** Start Extracted material **
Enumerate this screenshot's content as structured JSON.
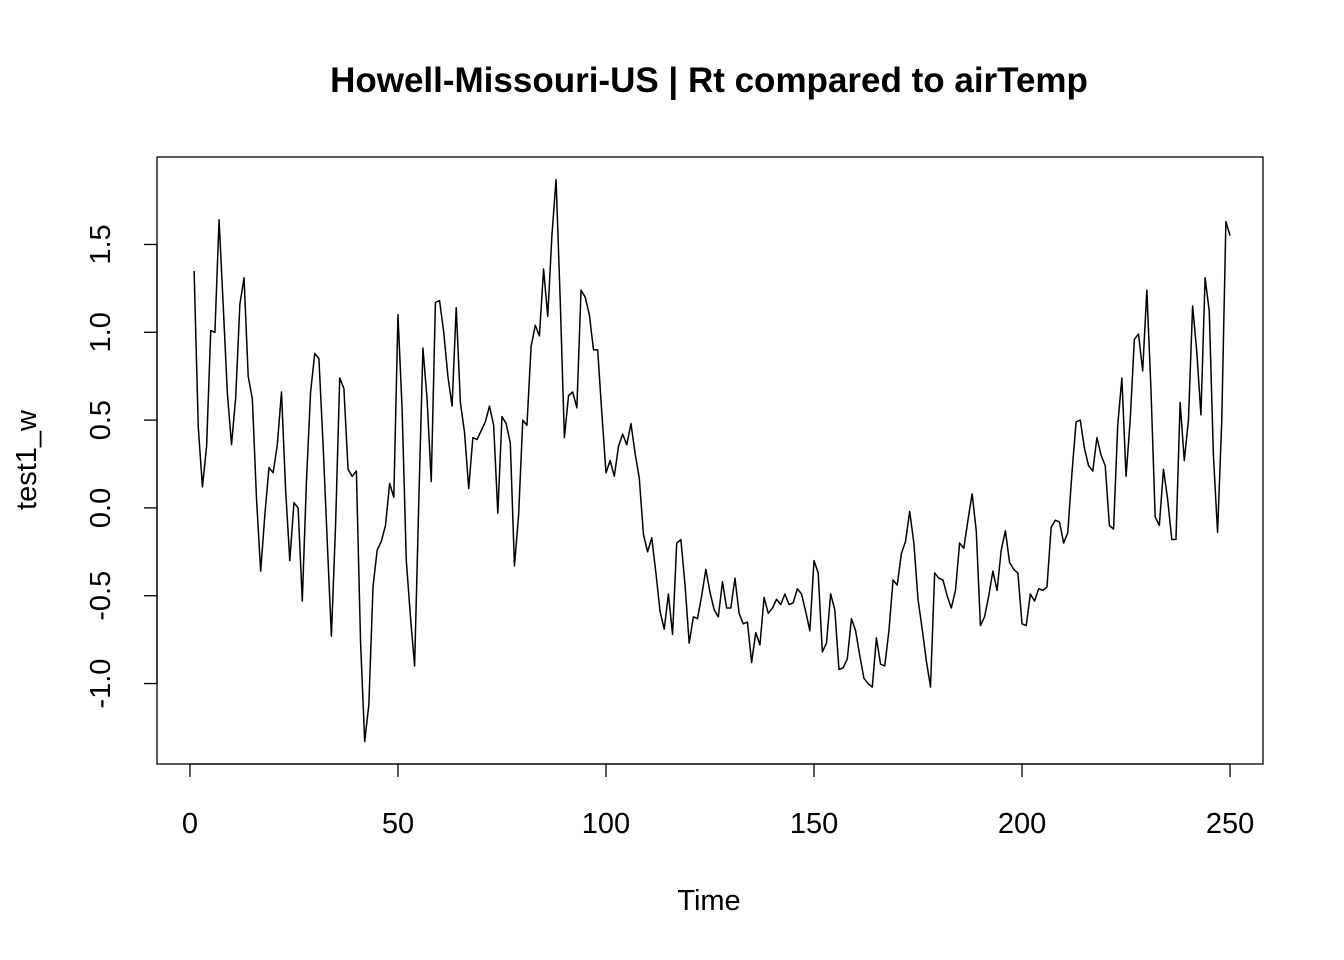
{
  "chart_data": {
    "type": "line",
    "title": "Howell-Missouri-US | Rt compared to airTemp",
    "xlabel": "Time",
    "ylabel": "test1_w",
    "xlim": [
      -7.92,
      257.92
    ],
    "ylim": [
      -1.458,
      1.998
    ],
    "x_ticks": [
      0,
      50,
      100,
      150,
      200,
      250
    ],
    "x_tick_labels": [
      "0",
      "50",
      "100",
      "150",
      "200",
      "250"
    ],
    "y_ticks": [
      -1.0,
      -0.5,
      0.0,
      0.5,
      1.0,
      1.5
    ],
    "y_tick_labels": [
      "-1.0",
      "-0.5",
      "0.0",
      "0.5",
      "1.0",
      "1.5"
    ],
    "grid": false,
    "legend": "none",
    "line_color": "#000000",
    "x_start": 1,
    "values": [
      1.35,
      0.46,
      0.12,
      0.35,
      1.01,
      1.0,
      1.64,
      1.15,
      0.65,
      0.36,
      0.63,
      1.16,
      1.31,
      0.75,
      0.62,
      0.05,
      -0.36,
      -0.04,
      0.23,
      0.2,
      0.36,
      0.66,
      0.1,
      -0.3,
      0.03,
      0.0,
      -0.53,
      0.15,
      0.66,
      0.88,
      0.85,
      0.36,
      -0.19,
      -0.73,
      -0.1,
      0.74,
      0.68,
      0.22,
      0.18,
      0.21,
      -0.76,
      -1.33,
      -1.12,
      -0.45,
      -0.24,
      -0.19,
      -0.1,
      0.14,
      0.06,
      1.1,
      0.56,
      -0.3,
      -0.62,
      -0.9,
      0.03,
      0.91,
      0.62,
      0.15,
      1.17,
      1.18,
      1.0,
      0.75,
      0.58,
      1.14,
      0.6,
      0.43,
      0.11,
      0.4,
      0.39,
      0.44,
      0.49,
      0.58,
      0.47,
      -0.03,
      0.52,
      0.48,
      0.37,
      -0.33,
      -0.04,
      0.5,
      0.47,
      0.92,
      1.04,
      0.98,
      1.36,
      1.09,
      1.55,
      1.87,
      1.18,
      0.4,
      0.64,
      0.66,
      0.57,
      1.24,
      1.2,
      1.1,
      0.9,
      0.9,
      0.54,
      0.2,
      0.27,
      0.18,
      0.35,
      0.42,
      0.36,
      0.48,
      0.31,
      0.17,
      -0.15,
      -0.25,
      -0.17,
      -0.37,
      -0.59,
      -0.69,
      -0.49,
      -0.72,
      -0.2,
      -0.18,
      -0.44,
      -0.77,
      -0.62,
      -0.63,
      -0.5,
      -0.35,
      -0.48,
      -0.58,
      -0.62,
      -0.42,
      -0.57,
      -0.57,
      -0.4,
      -0.6,
      -0.66,
      -0.65,
      -0.88,
      -0.71,
      -0.78,
      -0.51,
      -0.6,
      -0.57,
      -0.52,
      -0.55,
      -0.49,
      -0.55,
      -0.54,
      -0.46,
      -0.49,
      -0.59,
      -0.7,
      -0.3,
      -0.37,
      -0.82,
      -0.77,
      -0.49,
      -0.58,
      -0.92,
      -0.91,
      -0.86,
      -0.63,
      -0.7,
      -0.84,
      -0.97,
      -1.0,
      -1.02,
      -0.74,
      -0.89,
      -0.9,
      -0.7,
      -0.41,
      -0.44,
      -0.26,
      -0.19,
      -0.02,
      -0.2,
      -0.52,
      -0.69,
      -0.87,
      -1.02,
      -0.37,
      -0.4,
      -0.41,
      -0.5,
      -0.57,
      -0.47,
      -0.2,
      -0.23,
      -0.07,
      0.08,
      -0.13,
      -0.67,
      -0.62,
      -0.5,
      -0.36,
      -0.47,
      -0.24,
      -0.13,
      -0.31,
      -0.35,
      -0.37,
      -0.66,
      -0.67,
      -0.49,
      -0.53,
      -0.46,
      -0.47,
      -0.45,
      -0.11,
      -0.07,
      -0.08,
      -0.2,
      -0.14,
      0.2,
      0.49,
      0.5,
      0.34,
      0.24,
      0.21,
      0.4,
      0.3,
      0.24,
      -0.1,
      -0.12,
      0.47,
      0.74,
      0.18,
      0.5,
      0.96,
      0.99,
      0.78,
      1.24,
      0.67,
      -0.05,
      -0.1,
      0.22,
      0.05,
      -0.18,
      -0.18,
      0.6,
      0.27,
      0.5,
      1.15,
      0.89,
      0.53,
      1.31,
      1.12,
      0.3,
      -0.14,
      0.49,
      1.63,
      1.55
    ]
  }
}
** End Extracted material **
**Do this:** Each record above should come back exactly the same, only without its pictures.

**Answer to the task:**
Enumerate this screenshot's content as structured JSON.
{
  "chart_data": {
    "type": "line",
    "title": "Howell-Missouri-US | Rt compared to airTemp",
    "xlabel": "Time",
    "ylabel": "test1_w",
    "xlim": [
      -7.92,
      257.92
    ],
    "ylim": [
      -1.458,
      1.998
    ],
    "x_ticks": [
      0,
      50,
      100,
      150,
      200,
      250
    ],
    "x_tick_labels": [
      "0",
      "50",
      "100",
      "150",
      "200",
      "250"
    ],
    "y_ticks": [
      -1.0,
      -0.5,
      0.0,
      0.5,
      1.0,
      1.5
    ],
    "y_tick_labels": [
      "-1.0",
      "-0.5",
      "0.0",
      "0.5",
      "1.0",
      "1.5"
    ],
    "grid": false,
    "legend": "none",
    "line_color": "#000000",
    "x_start": 1,
    "values": [
      1.35,
      0.46,
      0.12,
      0.35,
      1.01,
      1.0,
      1.64,
      1.15,
      0.65,
      0.36,
      0.63,
      1.16,
      1.31,
      0.75,
      0.62,
      0.05,
      -0.36,
      -0.04,
      0.23,
      0.2,
      0.36,
      0.66,
      0.1,
      -0.3,
      0.03,
      0.0,
      -0.53,
      0.15,
      0.66,
      0.88,
      0.85,
      0.36,
      -0.19,
      -0.73,
      -0.1,
      0.74,
      0.68,
      0.22,
      0.18,
      0.21,
      -0.76,
      -1.33,
      -1.12,
      -0.45,
      -0.24,
      -0.19,
      -0.1,
      0.14,
      0.06,
      1.1,
      0.56,
      -0.3,
      -0.62,
      -0.9,
      0.03,
      0.91,
      0.62,
      0.15,
      1.17,
      1.18,
      1.0,
      0.75,
      0.58,
      1.14,
      0.6,
      0.43,
      0.11,
      0.4,
      0.39,
      0.44,
      0.49,
      0.58,
      0.47,
      -0.03,
      0.52,
      0.48,
      0.37,
      -0.33,
      -0.04,
      0.5,
      0.47,
      0.92,
      1.04,
      0.98,
      1.36,
      1.09,
      1.55,
      1.87,
      1.18,
      0.4,
      0.64,
      0.66,
      0.57,
      1.24,
      1.2,
      1.1,
      0.9,
      0.9,
      0.54,
      0.2,
      0.27,
      0.18,
      0.35,
      0.42,
      0.36,
      0.48,
      0.31,
      0.17,
      -0.15,
      -0.25,
      -0.17,
      -0.37,
      -0.59,
      -0.69,
      -0.49,
      -0.72,
      -0.2,
      -0.18,
      -0.44,
      -0.77,
      -0.62,
      -0.63,
      -0.5,
      -0.35,
      -0.48,
      -0.58,
      -0.62,
      -0.42,
      -0.57,
      -0.57,
      -0.4,
      -0.6,
      -0.66,
      -0.65,
      -0.88,
      -0.71,
      -0.78,
      -0.51,
      -0.6,
      -0.57,
      -0.52,
      -0.55,
      -0.49,
      -0.55,
      -0.54,
      -0.46,
      -0.49,
      -0.59,
      -0.7,
      -0.3,
      -0.37,
      -0.82,
      -0.77,
      -0.49,
      -0.58,
      -0.92,
      -0.91,
      -0.86,
      -0.63,
      -0.7,
      -0.84,
      -0.97,
      -1.0,
      -1.02,
      -0.74,
      -0.89,
      -0.9,
      -0.7,
      -0.41,
      -0.44,
      -0.26,
      -0.19,
      -0.02,
      -0.2,
      -0.52,
      -0.69,
      -0.87,
      -1.02,
      -0.37,
      -0.4,
      -0.41,
      -0.5,
      -0.57,
      -0.47,
      -0.2,
      -0.23,
      -0.07,
      0.08,
      -0.13,
      -0.67,
      -0.62,
      -0.5,
      -0.36,
      -0.47,
      -0.24,
      -0.13,
      -0.31,
      -0.35,
      -0.37,
      -0.66,
      -0.67,
      -0.49,
      -0.53,
      -0.46,
      -0.47,
      -0.45,
      -0.11,
      -0.07,
      -0.08,
      -0.2,
      -0.14,
      0.2,
      0.49,
      0.5,
      0.34,
      0.24,
      0.21,
      0.4,
      0.3,
      0.24,
      -0.1,
      -0.12,
      0.47,
      0.74,
      0.18,
      0.5,
      0.96,
      0.99,
      0.78,
      1.24,
      0.67,
      -0.05,
      -0.1,
      0.22,
      0.05,
      -0.18,
      -0.18,
      0.6,
      0.27,
      0.5,
      1.15,
      0.89,
      0.53,
      1.31,
      1.12,
      0.3,
      -0.14,
      0.49,
      1.63,
      1.55
    ]
  }
}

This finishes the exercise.